Goal: Gather all lines in the entries that include the word "JSON".

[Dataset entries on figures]
<<<<

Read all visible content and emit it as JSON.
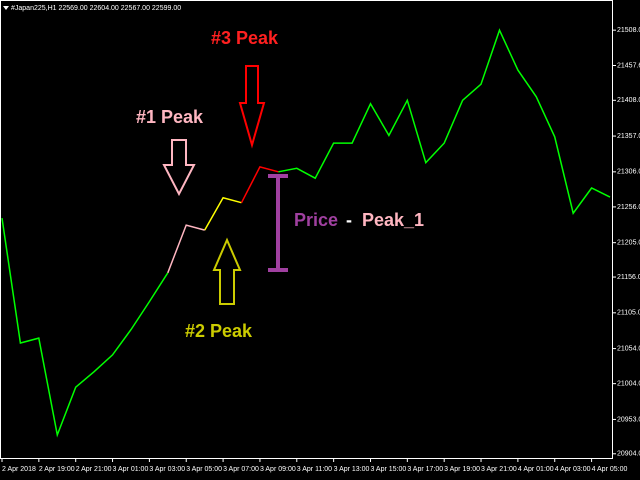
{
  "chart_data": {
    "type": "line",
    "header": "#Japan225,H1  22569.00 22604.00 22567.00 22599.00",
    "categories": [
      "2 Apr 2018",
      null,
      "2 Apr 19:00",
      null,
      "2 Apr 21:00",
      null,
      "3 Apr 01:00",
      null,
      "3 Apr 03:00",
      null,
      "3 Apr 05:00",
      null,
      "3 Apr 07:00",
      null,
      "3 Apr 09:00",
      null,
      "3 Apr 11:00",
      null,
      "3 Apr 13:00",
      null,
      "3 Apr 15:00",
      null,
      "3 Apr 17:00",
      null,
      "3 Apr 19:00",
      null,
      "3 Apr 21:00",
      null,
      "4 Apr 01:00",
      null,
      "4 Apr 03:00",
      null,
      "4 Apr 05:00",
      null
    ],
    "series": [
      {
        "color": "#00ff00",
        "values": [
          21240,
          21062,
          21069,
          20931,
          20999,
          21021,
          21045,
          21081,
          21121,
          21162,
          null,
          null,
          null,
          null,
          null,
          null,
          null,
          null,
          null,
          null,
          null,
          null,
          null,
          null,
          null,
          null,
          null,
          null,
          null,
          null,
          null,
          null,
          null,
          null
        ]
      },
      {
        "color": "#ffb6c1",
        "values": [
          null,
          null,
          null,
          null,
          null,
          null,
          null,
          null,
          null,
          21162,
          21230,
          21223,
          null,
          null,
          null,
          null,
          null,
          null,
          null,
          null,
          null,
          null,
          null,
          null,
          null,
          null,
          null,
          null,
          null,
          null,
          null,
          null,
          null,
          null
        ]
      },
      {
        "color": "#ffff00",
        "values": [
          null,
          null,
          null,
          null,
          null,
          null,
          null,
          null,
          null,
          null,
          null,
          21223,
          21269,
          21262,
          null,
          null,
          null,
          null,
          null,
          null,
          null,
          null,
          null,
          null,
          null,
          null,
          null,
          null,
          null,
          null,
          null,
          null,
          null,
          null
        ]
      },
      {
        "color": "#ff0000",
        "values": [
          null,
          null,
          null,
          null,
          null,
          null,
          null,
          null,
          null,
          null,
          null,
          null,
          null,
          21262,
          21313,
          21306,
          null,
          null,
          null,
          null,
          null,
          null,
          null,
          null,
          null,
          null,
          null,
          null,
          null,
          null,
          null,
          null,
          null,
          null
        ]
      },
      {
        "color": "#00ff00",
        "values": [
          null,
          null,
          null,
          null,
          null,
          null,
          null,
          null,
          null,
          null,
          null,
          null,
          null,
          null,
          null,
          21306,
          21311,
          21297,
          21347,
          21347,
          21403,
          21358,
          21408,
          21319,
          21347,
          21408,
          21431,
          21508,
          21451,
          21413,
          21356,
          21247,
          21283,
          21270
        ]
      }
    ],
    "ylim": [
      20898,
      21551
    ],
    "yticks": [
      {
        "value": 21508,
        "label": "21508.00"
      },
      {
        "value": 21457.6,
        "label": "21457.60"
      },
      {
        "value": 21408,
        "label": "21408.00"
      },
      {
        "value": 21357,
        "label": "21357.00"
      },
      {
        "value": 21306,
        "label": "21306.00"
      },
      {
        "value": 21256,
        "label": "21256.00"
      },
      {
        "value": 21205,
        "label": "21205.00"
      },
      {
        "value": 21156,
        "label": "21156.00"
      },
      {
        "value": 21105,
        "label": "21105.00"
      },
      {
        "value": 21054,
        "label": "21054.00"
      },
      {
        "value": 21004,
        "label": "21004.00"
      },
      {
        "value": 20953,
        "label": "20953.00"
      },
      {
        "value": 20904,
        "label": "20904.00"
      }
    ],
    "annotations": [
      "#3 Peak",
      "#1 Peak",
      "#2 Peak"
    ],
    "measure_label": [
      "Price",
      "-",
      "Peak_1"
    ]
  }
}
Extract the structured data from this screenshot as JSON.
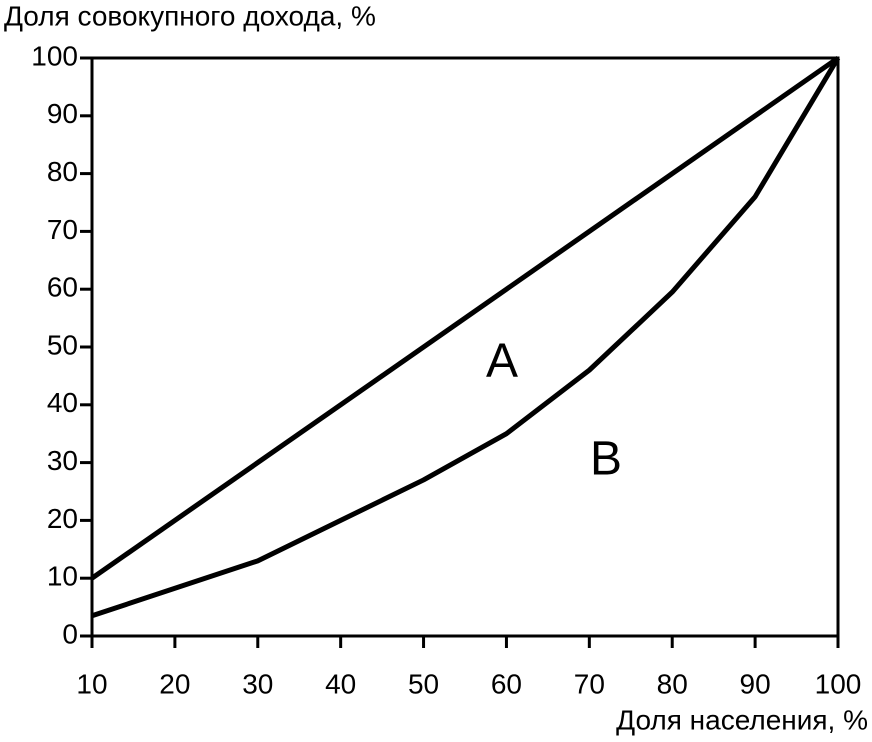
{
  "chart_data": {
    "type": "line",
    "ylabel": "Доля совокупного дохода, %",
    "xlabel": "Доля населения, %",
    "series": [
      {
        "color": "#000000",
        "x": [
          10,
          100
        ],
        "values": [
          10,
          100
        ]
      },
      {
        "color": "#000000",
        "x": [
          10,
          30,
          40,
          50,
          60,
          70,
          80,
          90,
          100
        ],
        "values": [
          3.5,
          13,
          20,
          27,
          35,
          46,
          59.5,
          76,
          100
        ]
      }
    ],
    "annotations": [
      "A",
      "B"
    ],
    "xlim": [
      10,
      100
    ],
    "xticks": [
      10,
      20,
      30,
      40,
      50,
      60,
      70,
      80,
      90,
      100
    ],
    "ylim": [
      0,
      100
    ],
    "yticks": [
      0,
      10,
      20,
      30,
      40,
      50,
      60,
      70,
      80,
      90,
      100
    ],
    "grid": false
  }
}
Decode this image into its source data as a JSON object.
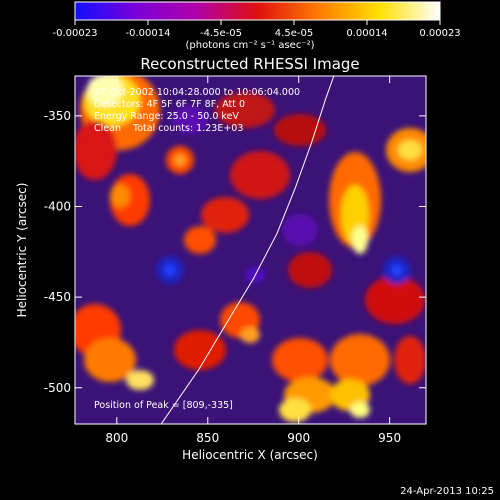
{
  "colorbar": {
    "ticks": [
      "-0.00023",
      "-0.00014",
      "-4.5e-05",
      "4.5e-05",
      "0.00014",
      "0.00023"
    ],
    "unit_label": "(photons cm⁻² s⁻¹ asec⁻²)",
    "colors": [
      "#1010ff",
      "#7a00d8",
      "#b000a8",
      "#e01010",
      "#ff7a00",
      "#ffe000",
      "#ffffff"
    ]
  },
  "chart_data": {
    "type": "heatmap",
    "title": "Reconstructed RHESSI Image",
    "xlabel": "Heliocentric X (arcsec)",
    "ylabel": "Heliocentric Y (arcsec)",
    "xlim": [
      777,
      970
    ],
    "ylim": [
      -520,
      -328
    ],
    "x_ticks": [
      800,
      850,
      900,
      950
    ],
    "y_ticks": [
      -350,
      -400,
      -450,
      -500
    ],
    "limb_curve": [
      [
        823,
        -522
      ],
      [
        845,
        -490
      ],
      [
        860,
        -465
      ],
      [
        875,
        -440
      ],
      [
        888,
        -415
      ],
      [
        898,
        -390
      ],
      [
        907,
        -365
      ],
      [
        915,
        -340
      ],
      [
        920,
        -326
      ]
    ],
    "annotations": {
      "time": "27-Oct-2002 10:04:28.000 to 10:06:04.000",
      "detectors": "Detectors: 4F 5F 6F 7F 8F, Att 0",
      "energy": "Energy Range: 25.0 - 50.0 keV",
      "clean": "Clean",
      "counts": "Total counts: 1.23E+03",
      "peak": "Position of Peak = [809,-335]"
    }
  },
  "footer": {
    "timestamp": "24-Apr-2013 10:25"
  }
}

>>>>
<<<<

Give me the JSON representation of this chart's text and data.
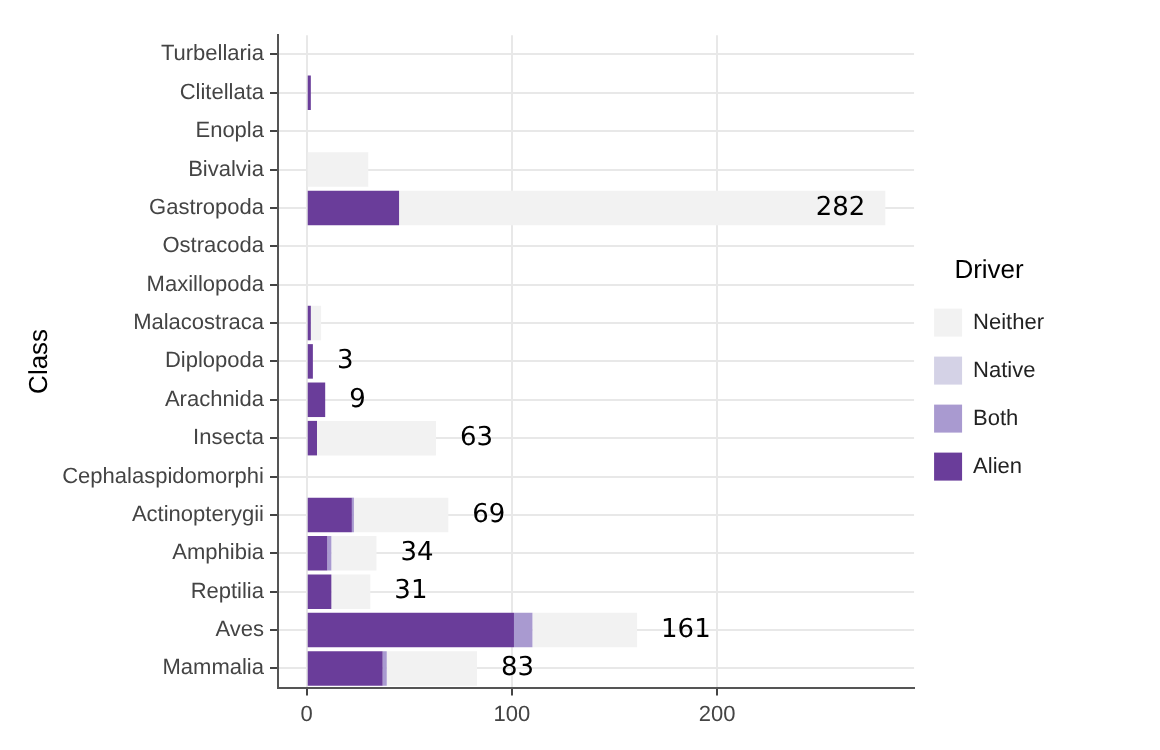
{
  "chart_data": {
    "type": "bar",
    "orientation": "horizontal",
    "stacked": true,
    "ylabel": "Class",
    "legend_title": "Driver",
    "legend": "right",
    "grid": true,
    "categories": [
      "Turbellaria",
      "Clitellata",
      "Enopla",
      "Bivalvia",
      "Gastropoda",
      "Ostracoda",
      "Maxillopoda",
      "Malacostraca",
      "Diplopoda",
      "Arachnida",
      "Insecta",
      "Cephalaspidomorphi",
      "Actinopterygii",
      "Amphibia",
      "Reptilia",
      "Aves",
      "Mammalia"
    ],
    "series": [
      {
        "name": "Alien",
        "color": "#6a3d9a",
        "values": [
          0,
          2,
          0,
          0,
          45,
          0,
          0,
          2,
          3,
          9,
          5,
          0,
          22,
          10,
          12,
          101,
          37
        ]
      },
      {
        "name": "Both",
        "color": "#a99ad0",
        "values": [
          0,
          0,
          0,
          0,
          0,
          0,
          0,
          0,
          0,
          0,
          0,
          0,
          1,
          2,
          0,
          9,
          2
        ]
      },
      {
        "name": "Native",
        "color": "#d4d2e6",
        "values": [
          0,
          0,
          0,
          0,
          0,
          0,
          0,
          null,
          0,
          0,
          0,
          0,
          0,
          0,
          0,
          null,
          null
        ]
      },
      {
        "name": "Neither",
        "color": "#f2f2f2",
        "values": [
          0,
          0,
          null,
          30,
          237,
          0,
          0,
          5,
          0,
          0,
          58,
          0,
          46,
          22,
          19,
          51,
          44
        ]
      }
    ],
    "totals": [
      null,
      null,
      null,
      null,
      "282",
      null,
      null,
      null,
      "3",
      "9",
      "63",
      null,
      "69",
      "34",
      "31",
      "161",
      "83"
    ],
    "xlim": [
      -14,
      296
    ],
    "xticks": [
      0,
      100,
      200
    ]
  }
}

>>>>

Finished exercise:
Read all visible content and emit it as JSON.
Extract the structured data from this screenshot as JSON.
Decode this image into its source data as a JSON object.
Give me the JSON representation of this chart's text and data.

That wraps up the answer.